Copy the lines holding the word "Deurer", all of them.
------------
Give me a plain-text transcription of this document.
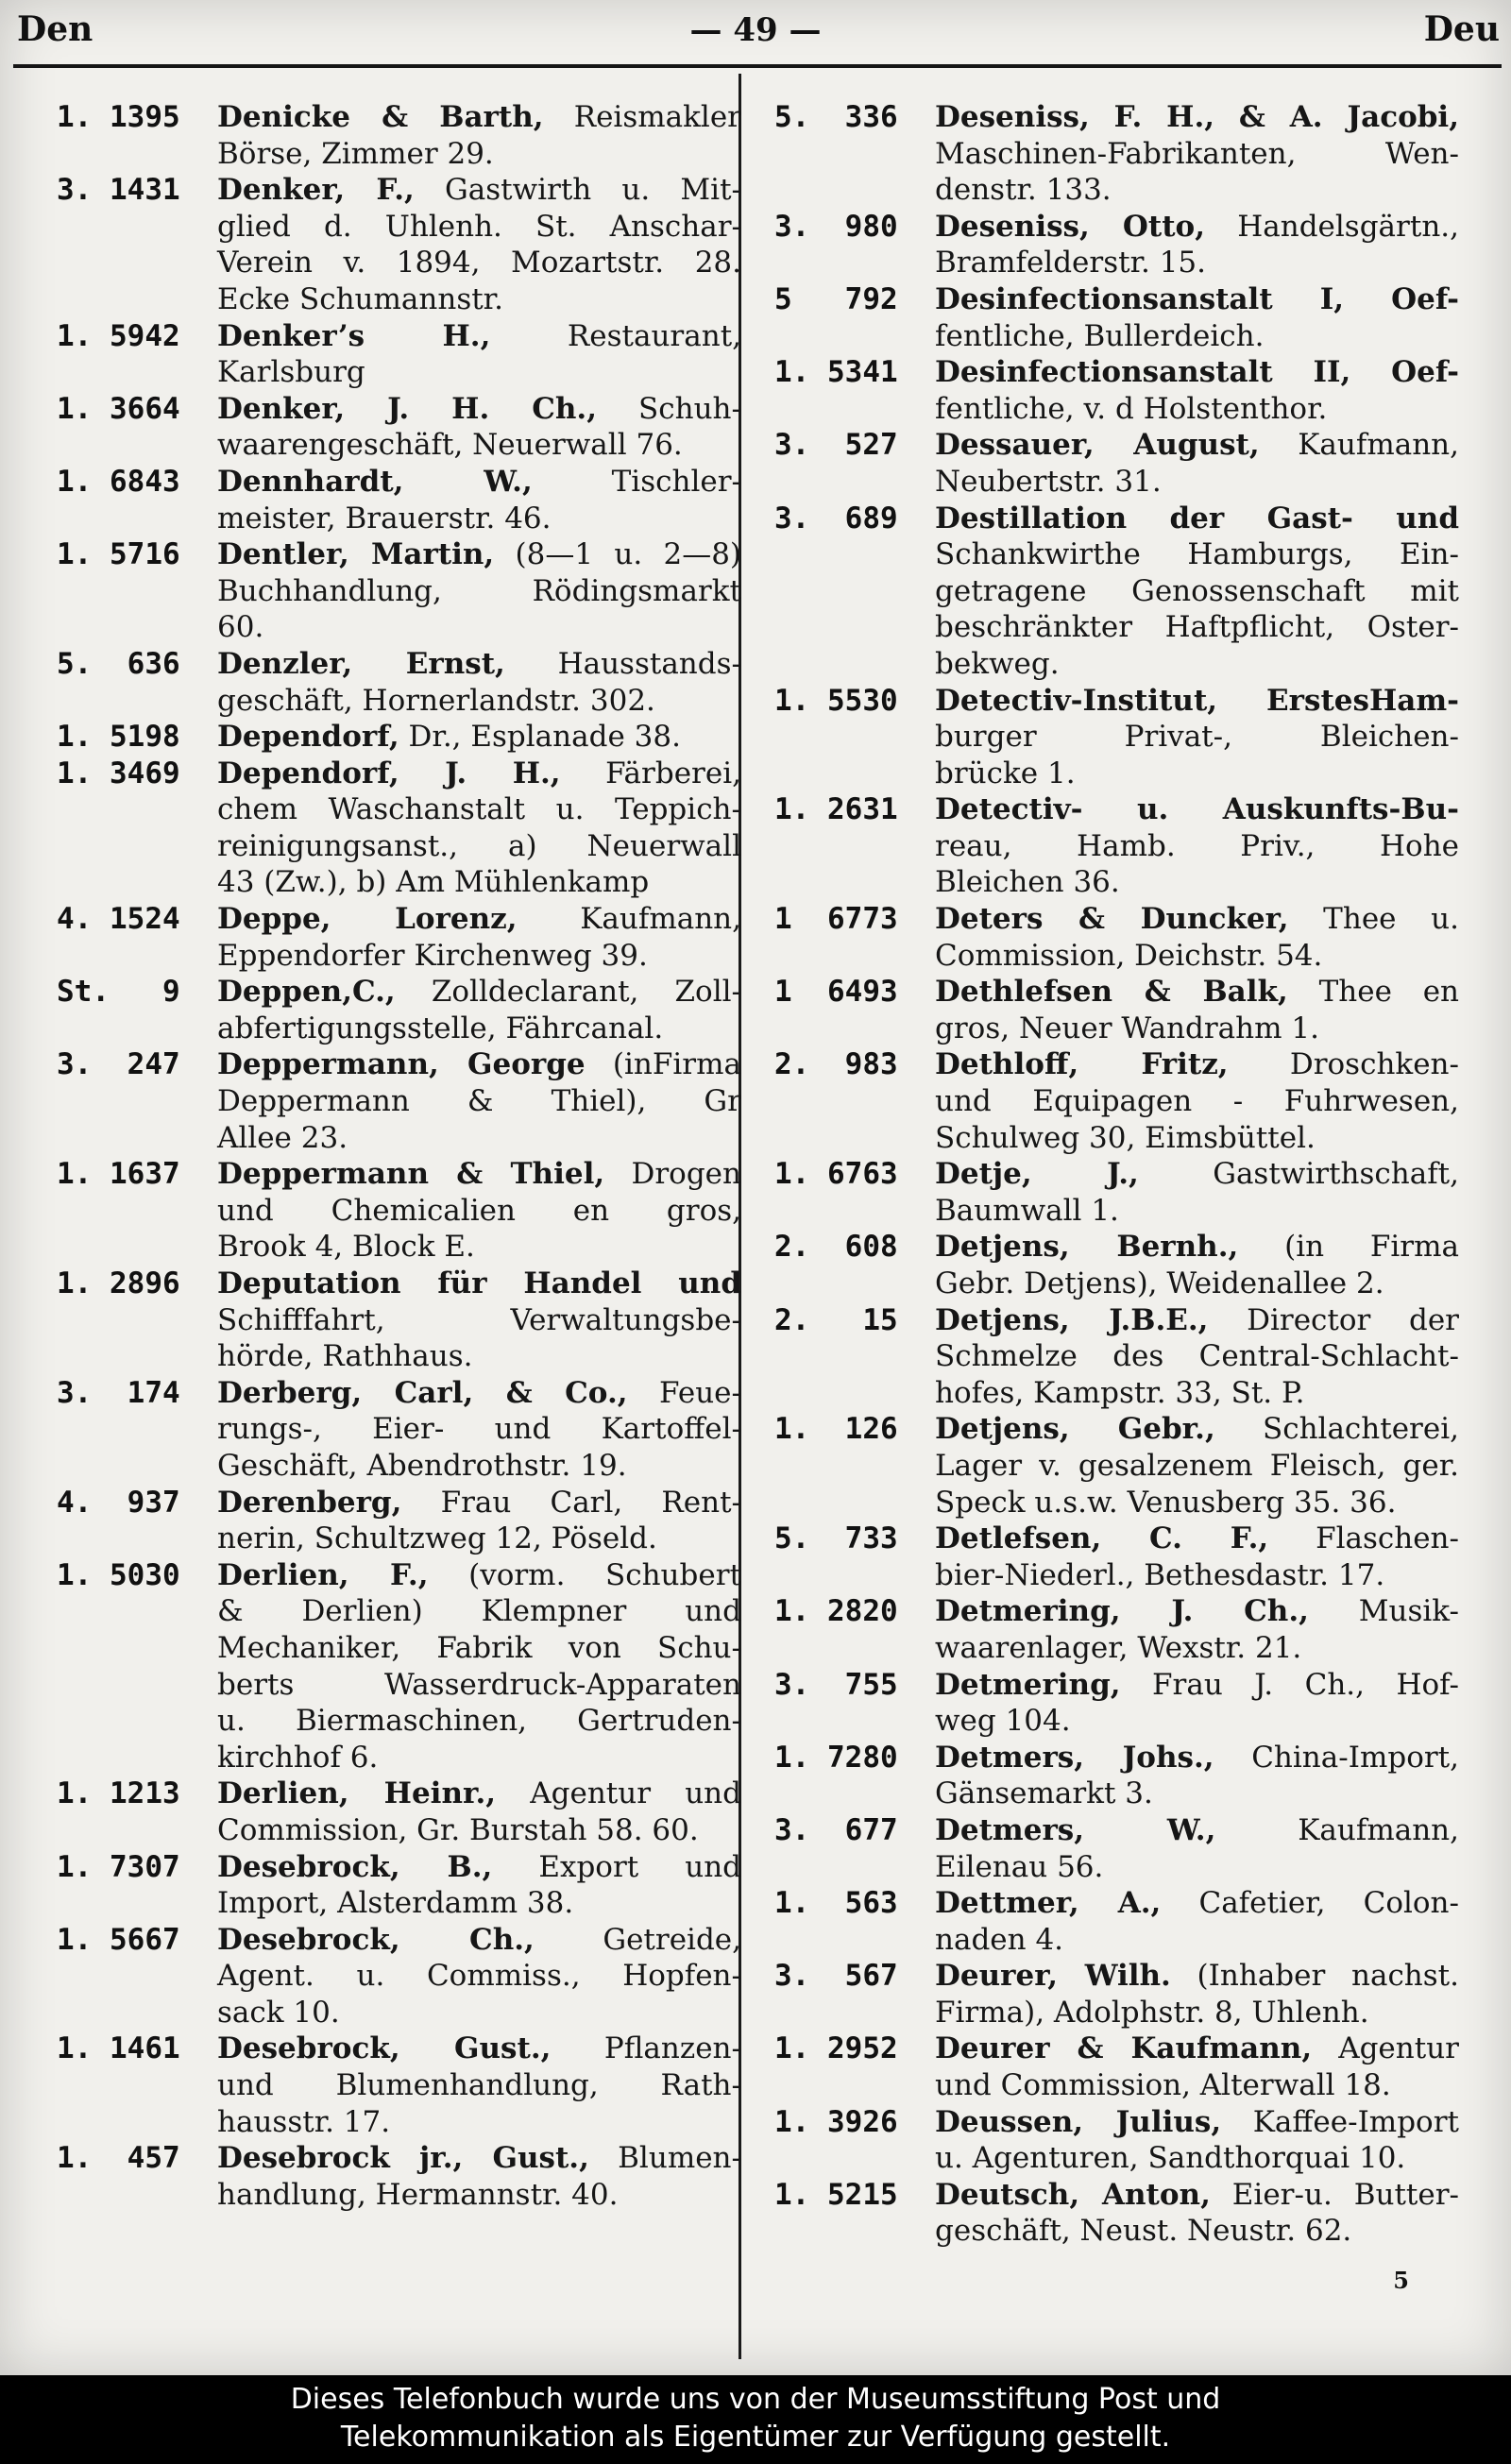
Den	— 49 —	Deu
1. 1395	Denicke & Barth, Reismakler
Börse, Zimmer 29.
3. 1431	Denker, F., Gastwirth u. Mit-
glied d. Uhlenh. St. Anschar-
Verein v. 1894, Mozartstr. 28.
Ecke Schumannstr.
1. 5942	Denker’s H.,	Restaurant,
Karlsburg
1. 3664	Denker, J. H. Ch., Schuh-
waarengeschäft, Neuerwall 76.
1. 6843	Dennhardt, W.,	Tischler-
meister, Brauerstr. 46.
1. 5716	Dentler, Martin, (8—1 u. 2—8)
Buchhandlung, Rödingsmarkt
60.
5.  636	Denzler, Ernst, Hausstands-
geschäft, Hornerlandstr. 302.
1. 5198	Dependorf, Dr., Esplanade 38.
1. 3469	Dependorf, J. H., Färberei,
chem Waschanstalt u. Teppich-
reinigungsanst., a) Neuerwall
43 (Zw.), b) Am Mühlenkamp
4. 1524	Deppe, Lorenz, Kaufmann,
Eppendorfer Kirchenweg 39.
St.   9	Deppen,C., Zolldeclarant, Zoll-
abfertigungsstelle, Fährcanal.
3.  247	Deppermann, George (inFirma
Deppermann & Thiel), Gr
Allee 23.
1. 1637	Deppermann & Thiel, Drogen
und Chemicalien en gros,
Brook 4, Block E.
1. 2896	Deputation für Handel und
Schifffahrt, Verwaltungsbe-
hörde, Rathhaus.
3.  174	Derberg, Carl, & Co., Feue-
rungs-, Eier- und Kartoffel-
Geschäft, Abendrothstr. 19.
4.  937	Derenberg, Frau Carl, Rent-
nerin, Schultzweg 12, Pöseld.
1. 5030	Derlien, F., (vorm. Schubert
& Derlien) Klempner und
Mechaniker, Fabrik von Schu-
berts Wasserdruck-Apparaten
u. Biermaschinen, Gertruden-
kirchhof 6.
1. 1213	Derlien, Heinr., Agentur und
Commission, Gr. Burstah 58. 60.
1. 7307	Desebrock, B., Export und
Import, Alsterdamm 38.
1. 5667	Desebrock, Ch., Getreide,
Agent. u. Commiss., Hopfen-
sack 10.
1. 1461	Desebrock, Gust., Pflanzen-
und Blumenhandlung, Rath-
hausstr. 17.
1.  457	Desebrock jr., Gust., Blumen-
handlung, Hermannstr. 40.
5.  336	Deseniss, F. H., & A. Jacobi,
Maschinen-Fabrikanten, Wen-
denstr. 133.
3.  980	Deseniss, Otto, Handelsgärtn.,
Bramfelderstr. 15.
5   792	Desinfectionsanstalt I, Oef-
fentliche, Bullerdeich.
1. 5341	Desinfectionsanstalt II, Oef-
fentliche, v. d Holstenthor.
3.  527	Dessauer, August, Kaufmann,
Neubertstr. 31.
3.  689	Destillation der Gast- und
Schankwirthe Hamburgs, Ein-
getragene Genossenschaft mit
beschränkter Haftpflicht, Oster-
bekweg.
1. 5530	Detectiv-Institut, ErstesHam-
burger Privat-, Bleichen-
brücke 1.
1. 2631	Detectiv- u. Auskunfts-Bu-
reau, Hamb. Priv., Hohe
Bleichen 36.
1  6773	Deters & Duncker, Thee u.
Commission, Deichstr. 54.
1  6493	Dethlefsen & Balk, Thee en
gros, Neuer Wandrahm 1.
2.  983	Dethloff, Fritz, Droschken-
und Equipagen - Fuhrwesen,
Schulweg 30, Eimsbüttel.
1. 6763	Detje, J.,	Gastwirthschaft,
Baumwall 1.
2.  608	Detjens, Bernh., (in Firma
Gebr. Detjens), Weidenallee 2.
2.   15	Detjens, J.B.E., Director der
Schmelze des Central-Schlacht-
hofes, Kampstr. 33, St. P.
1.  126	Detjens, Gebr., Schlachterei,
Lager v. gesalzenem Fleisch, ger.
Speck u.s.w. Venusberg 35. 36.
5.  733	Detlefsen, C. F., Flaschen-
bier-Niederl., Bethesdastr. 17.
1. 2820	Detmering, J. Ch., Musik-
waarenlager, Wexstr. 21.
3.  755	Detmering, Frau J. Ch., Hof-
weg 104.
1. 7280	Detmers, Johs., China-Import,
Gänsemarkt 3.
3.  677	Detmers, W.,	Kaufmann,
Eilenau 56.
1.  563	Dettmer, A., Cafetier, Colon-
naden 4.
3.  567	Deurer, Wilh. (Inhaber nachst.
Firma), Adolphstr. 8, Uhlenh.
1. 2952	Deurer & Kaufmann, Agentur
und Commission, Alterwall 18.
1. 3926	Deussen, Julius, Kaffee-Import
u. Agenturen, Sandthorquai 10.
1. 5215	Deutsch, Anton, Eier-u. Butter-
geschäft, Neust. Neustr. 62.
5
Dieses Telefonbuch wurde uns von der Museumsstiftung Post und
Telekommunikation als Eigentümer zur Verfügung gestellt.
------------
= Answer to this task =
3.  567	Deurer, Wilh. (Inhaber nachst.
1. 2952	Deurer & Kaufmann, Agentur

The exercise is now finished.